▸ Data excerpts:
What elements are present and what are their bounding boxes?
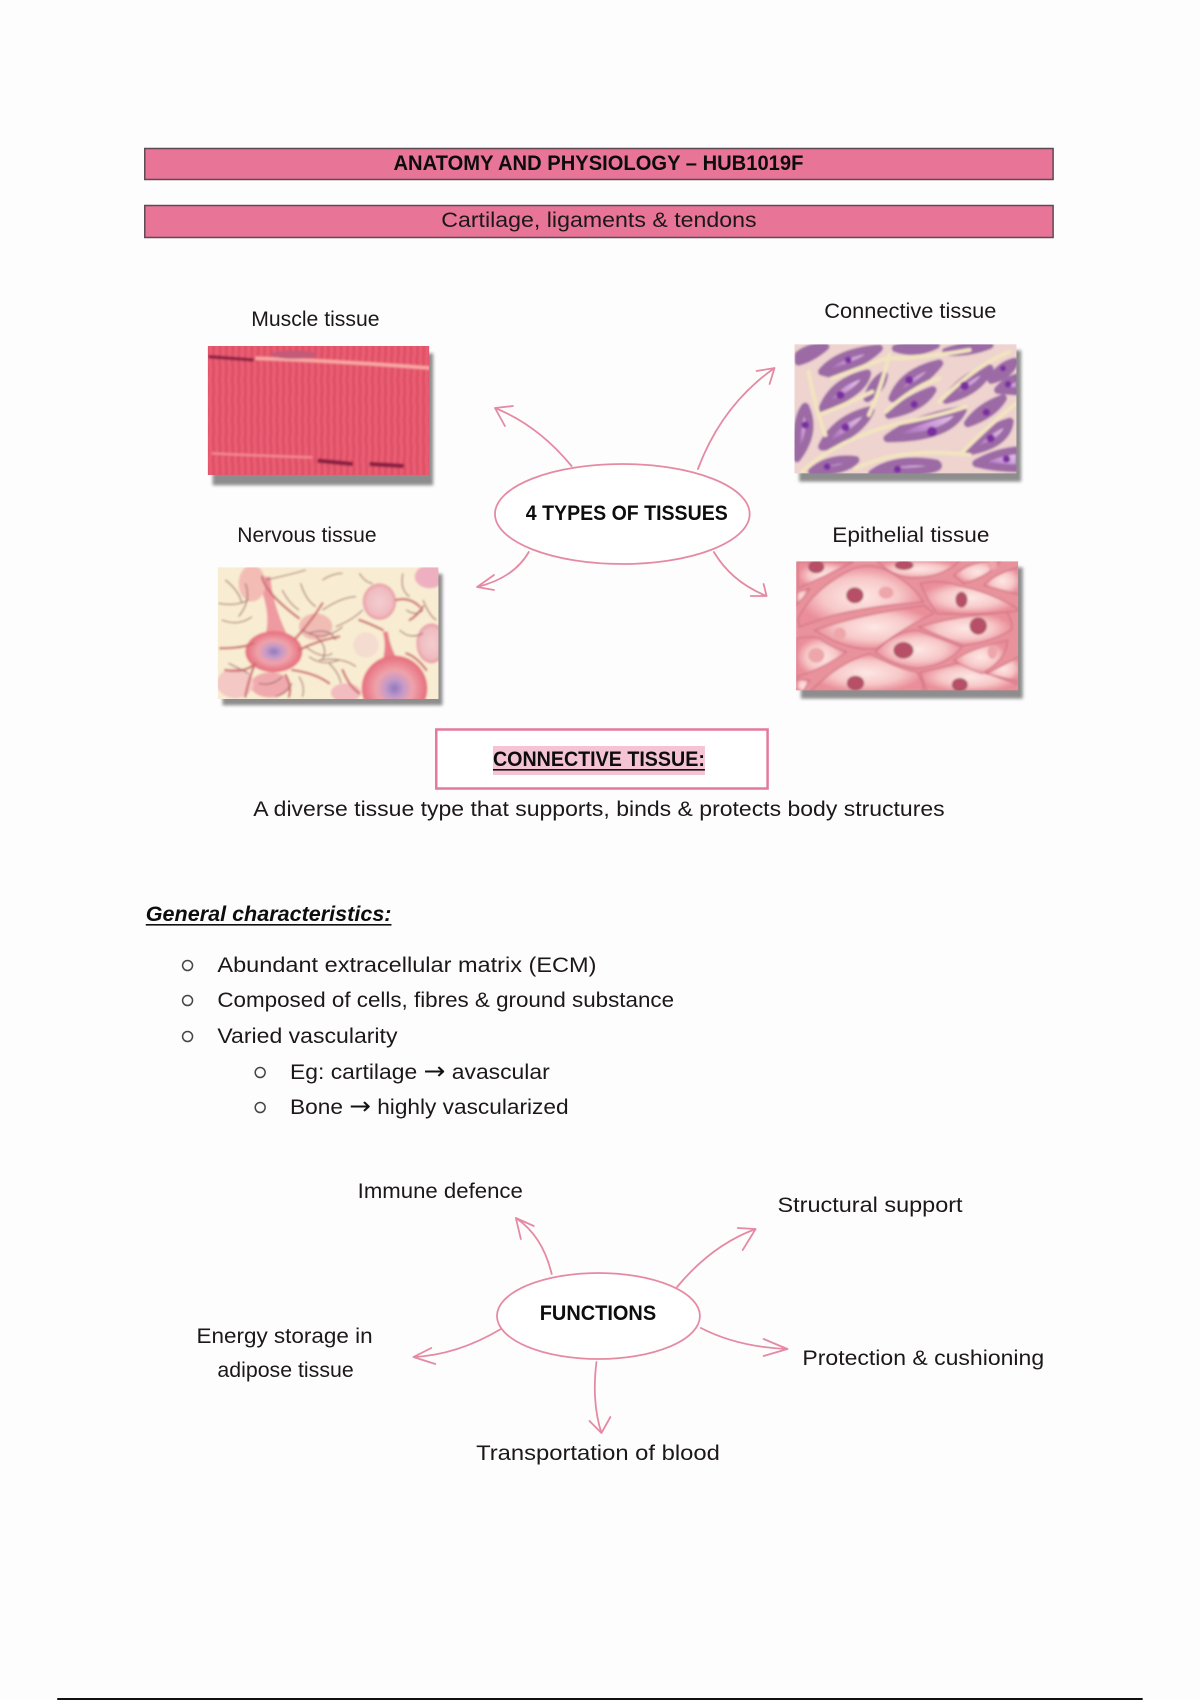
label: muscle tissue: Muscle tissue: [251, 308, 380, 331]
label: transportation of blood: Transportation of blood: [476, 1442, 720, 1465]
label: connective tissue: Connective tissue: [824, 300, 996, 323]
definition text: A diverse tissue type that supports, binds & protects body structures: [253, 798, 945, 821]
bullet: composition: Composed of cells, fibres & ground substance: [217, 989, 674, 1012]
image: connective tissue: [792, 342, 1021, 482]
arrow: to protection: [701, 1328, 787, 1356]
sub-bullet: bone: Bone → highly vascularized: [290, 1092, 569, 1120]
label: structural support: Structural support: [778, 1194, 963, 1217]
label: epithelial tissue: Epithelial tissue: [832, 524, 989, 547]
label: protection and cushioning: Protection & cushioning: [802, 1347, 1044, 1370]
title banner: ANATOMY AND PHYSIOLOGY – HUB1019F: [393, 152, 804, 175]
image: epithelial tissue: [793, 559, 1023, 699]
footer line: [57, 1698, 1143, 1700]
arrow: to structural support: [677, 1228, 756, 1287]
label: energy storage: Energy storage in: [197, 1325, 373, 1348]
list: general characteristics: [183, 954, 674, 1120]
arrow: to muscle tissue: [495, 406, 572, 466]
label: energy storage: adipose tissue: [217, 1359, 354, 1382]
title banner: [145, 148, 1053, 180]
heading box: connective tissue: CONNECTIVE TISSUE:: [493, 748, 705, 771]
bullet: vascularity: Varied vascularity: [217, 1025, 398, 1048]
label: immune defence: Immune defence: [358, 1180, 523, 1203]
center oval: functions: [497, 1273, 700, 1359]
heading box: connective tissue: [436, 730, 768, 788]
arrow: to nervous tissue: [477, 552, 529, 590]
bullet: abundant ECM: Abundant extracellular matrix (ECM): [217, 954, 596, 977]
sub-bullet: cartilage: Eg: cartilage → avascular: [290, 1057, 550, 1085]
arrow: to connective tissue: [698, 368, 775, 469]
image: muscle tissue: [202, 340, 437, 485]
center oval: functions: FUNCTIONS: [540, 1302, 656, 1325]
center oval: 4 types of tissues: 4 TYPES OF TISSUES: [526, 502, 728, 525]
image: nervous tissue: [218, 567, 445, 708]
center oval: 4 types of tissues: [495, 464, 750, 564]
subtitle banner: [145, 206, 1053, 238]
arrow: to immune defence: [516, 1218, 552, 1274]
subtitle banner: Cartilage, ligaments & tendons: [441, 209, 757, 232]
arrow: to epithelial tissue: [714, 552, 767, 596]
label: energy storage: [197, 1325, 373, 1382]
label: nervous tissue: Nervous tissue: [237, 524, 377, 547]
heading: general characteristics: General characteristics:: [146, 903, 392, 926]
arrow: to energy storage: [413, 1329, 501, 1364]
arrow: to transportation: [589, 1362, 610, 1433]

▸ TASK BRIEF: Apart from the pictures, return the records exactly.

▸ WRITTEN ANSWER:
What elements are present and what are their bounding boxes?
label: muscle tissue: Muscle tissue: [251, 308, 380, 331]
label: transportation of blood: Transportation of blood: [476, 1442, 720, 1465]
label: connective tissue: Connective tissue: [824, 300, 996, 323]
definition text: A diverse tissue type that supports, binds & protects body structures: [253, 798, 945, 821]
bullet: composition: Composed of cells, fibres & ground substance: [217, 989, 674, 1012]
image: connective tissue: [792, 342, 1021, 482]
arrow: to protection: [701, 1328, 787, 1356]
sub-bullet: bone: Bone → highly vascularized: [290, 1092, 569, 1120]
label: structural support: Structural support: [778, 1194, 963, 1217]
label: epithelial tissue: Epithelial tissue: [832, 524, 989, 547]
label: protection and cushioning: Protection & cushioning: [802, 1347, 1044, 1370]
title banner: ANATOMY AND PHYSIOLOGY – HUB1019F: [393, 152, 804, 175]
image: epithelial tissue: [793, 559, 1023, 699]
footer line: [57, 1698, 1143, 1700]
arrow: to structural support: [677, 1228, 756, 1287]
label: energy storage: Energy storage in: [197, 1325, 373, 1348]
list: general characteristics: [183, 954, 674, 1120]
arrow: to muscle tissue: [495, 406, 572, 466]
label: energy storage: adipose tissue: [217, 1359, 354, 1382]
title banner: [145, 148, 1053, 180]
heading box: connective tissue: CONNECTIVE TISSUE:: [493, 748, 705, 771]
bullet: vascularity: Varied vascularity: [217, 1025, 398, 1048]
label: immune defence: Immune defence: [358, 1180, 523, 1203]
center oval: functions: [497, 1273, 700, 1359]
heading box: connective tissue: [436, 730, 768, 788]
arrow: to nervous tissue: [477, 552, 529, 590]
bullet: abundant ECM: Abundant extracellular matrix (ECM): [217, 954, 596, 977]
sub-bullet: cartilage: Eg: cartilage → avascular: [290, 1057, 550, 1085]
arrow: to connective tissue: [698, 368, 775, 469]
image: muscle tissue: [202, 340, 437, 485]
center oval: functions: FUNCTIONS: [540, 1302, 656, 1325]
center oval: 4 types of tissues: 4 TYPES OF TISSUES: [526, 502, 728, 525]
image: nervous tissue: [218, 567, 445, 708]
center oval: 4 types of tissues: [495, 464, 750, 564]
subtitle banner: [145, 206, 1053, 238]
arrow: to immune defence: [516, 1218, 552, 1274]
subtitle banner: Cartilage, ligaments & tendons: [441, 209, 757, 232]
arrow: to epithelial tissue: [714, 552, 767, 596]
label: energy storage: [197, 1325, 373, 1382]
label: nervous tissue: Nervous tissue: [237, 524, 377, 547]
heading: general characteristics: General characteristics:: [146, 903, 392, 926]
arrow: to energy storage: [413, 1329, 501, 1364]
arrow: to transportation: [589, 1362, 610, 1433]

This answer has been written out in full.